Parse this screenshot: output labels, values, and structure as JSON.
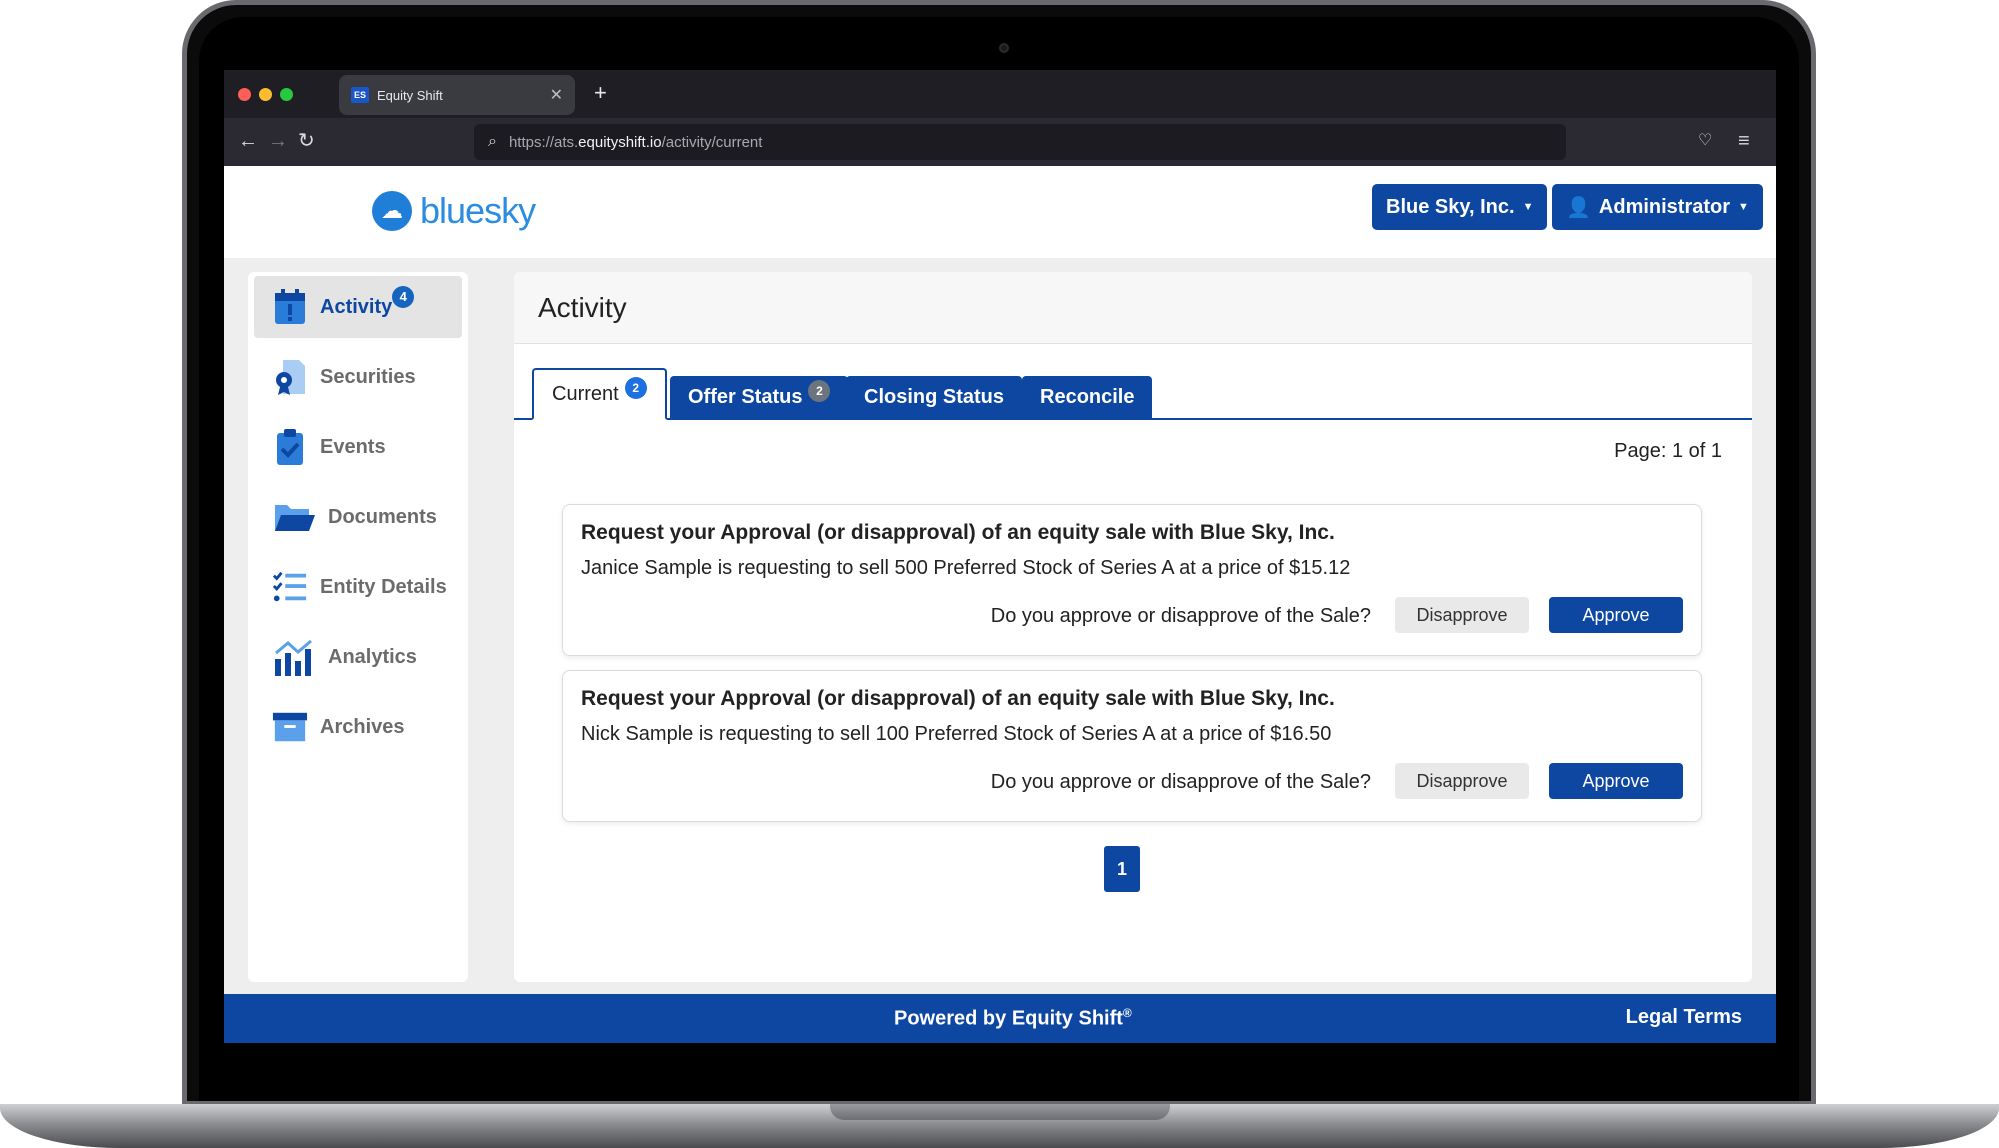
{
  "browser": {
    "tab_title": "Equity Shift",
    "favicon_text": "ES",
    "url_prefix": "https://ats.",
    "url_host": "equityshift.io",
    "url_path": "/activity/current"
  },
  "header": {
    "logo_text": "bluesky",
    "company_button": "Blue Sky, Inc.",
    "user_button": "Administrator"
  },
  "sidebar": {
    "items": [
      {
        "label": "Activity",
        "badge": "4",
        "icon": "calendar-alert-icon"
      },
      {
        "label": "Securities",
        "icon": "certificate-icon"
      },
      {
        "label": "Events",
        "icon": "clipboard-check-icon"
      },
      {
        "label": "Documents",
        "icon": "folder-icon"
      },
      {
        "label": "Entity Details",
        "icon": "checklist-icon"
      },
      {
        "label": "Analytics",
        "icon": "chart-icon"
      },
      {
        "label": "Archives",
        "icon": "archive-box-icon"
      }
    ]
  },
  "main": {
    "title": "Activity",
    "tabs": [
      {
        "label": "Current",
        "badge": "2"
      },
      {
        "label": "Offer Status",
        "badge": "2"
      },
      {
        "label": "Closing Status"
      },
      {
        "label": "Reconcile"
      }
    ],
    "page_info": "Page: 1 of 1",
    "cards": [
      {
        "title": "Request your Approval (or disapproval) of an equity sale with Blue Sky, Inc.",
        "body": "Janice Sample is requesting to sell 500 Preferred Stock of Series A at a price of $15.12",
        "question": "Do you approve or disapprove of the Sale?",
        "disapprove": "Disapprove",
        "approve": "Approve"
      },
      {
        "title": "Request your Approval (or disapproval) of an equity sale with Blue Sky, Inc.",
        "body": "Nick Sample is requesting to sell 100 Preferred Stock of Series A at a price of $16.50",
        "question": "Do you approve or disapprove of the Sale?",
        "disapprove": "Disapprove",
        "approve": "Approve"
      }
    ],
    "pagination": [
      "1"
    ]
  },
  "footer": {
    "powered_by": "Powered by Equity Shift",
    "registered": "®",
    "legal": "Legal Terms"
  },
  "colors": {
    "primary": "#0d47a1",
    "badge": "#1565c0",
    "logo": "#2b8ce0"
  }
}
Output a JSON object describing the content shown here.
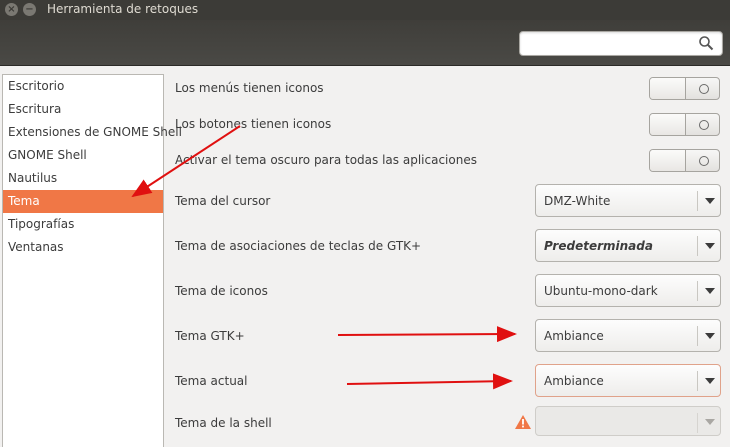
{
  "window": {
    "title": "Herramienta de retoques"
  },
  "search": {
    "placeholder": ""
  },
  "sidebar": {
    "items": [
      {
        "label": "Escritorio"
      },
      {
        "label": "Escritura"
      },
      {
        "label": "Extensiones de GNOME Shell"
      },
      {
        "label": "GNOME Shell"
      },
      {
        "label": "Nautilus"
      },
      {
        "label": "Tema",
        "selected": true
      },
      {
        "label": "Tipografías"
      },
      {
        "label": "Ventanas"
      }
    ]
  },
  "settings": {
    "menus_icons": {
      "label": "Los menús tienen iconos",
      "state": "off"
    },
    "buttons_icons": {
      "label": "Los botones tienen iconos",
      "state": "off"
    },
    "dark_theme": {
      "label": "Activar el tema oscuro para todas las aplicaciones",
      "state": "off"
    },
    "cursor_theme": {
      "label": "Tema del cursor",
      "value": "DMZ-White"
    },
    "keys_theme": {
      "label": "Tema de asociaciones de teclas de GTK+",
      "value": "Predeterminada"
    },
    "icon_theme": {
      "label": "Tema de iconos",
      "value": "Ubuntu-mono-dark"
    },
    "gtk_theme": {
      "label": "Tema GTK+",
      "value": "Ambiance"
    },
    "current_theme": {
      "label": "Tema actual",
      "value": "Ambiance"
    },
    "shell_theme": {
      "label": "Tema de la shell",
      "value": "",
      "disabled": true,
      "warning": true
    }
  },
  "colors": {
    "accent": "#f07746",
    "annotation_arrow": "#e01010",
    "titlebar": "#3c3b37",
    "warning": "#f07746"
  },
  "icons": {
    "search": "search-icon",
    "warning": "warning-icon",
    "close": "close-icon",
    "minimize": "minimize-icon"
  }
}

__________

■ The task: Select every line in the records above that contains the word "iconos".

■ Solution to this exercise:
      "label": "Los menús tienen iconos",
      "label": "Los botones tienen iconos",
      "label": "Tema de iconos",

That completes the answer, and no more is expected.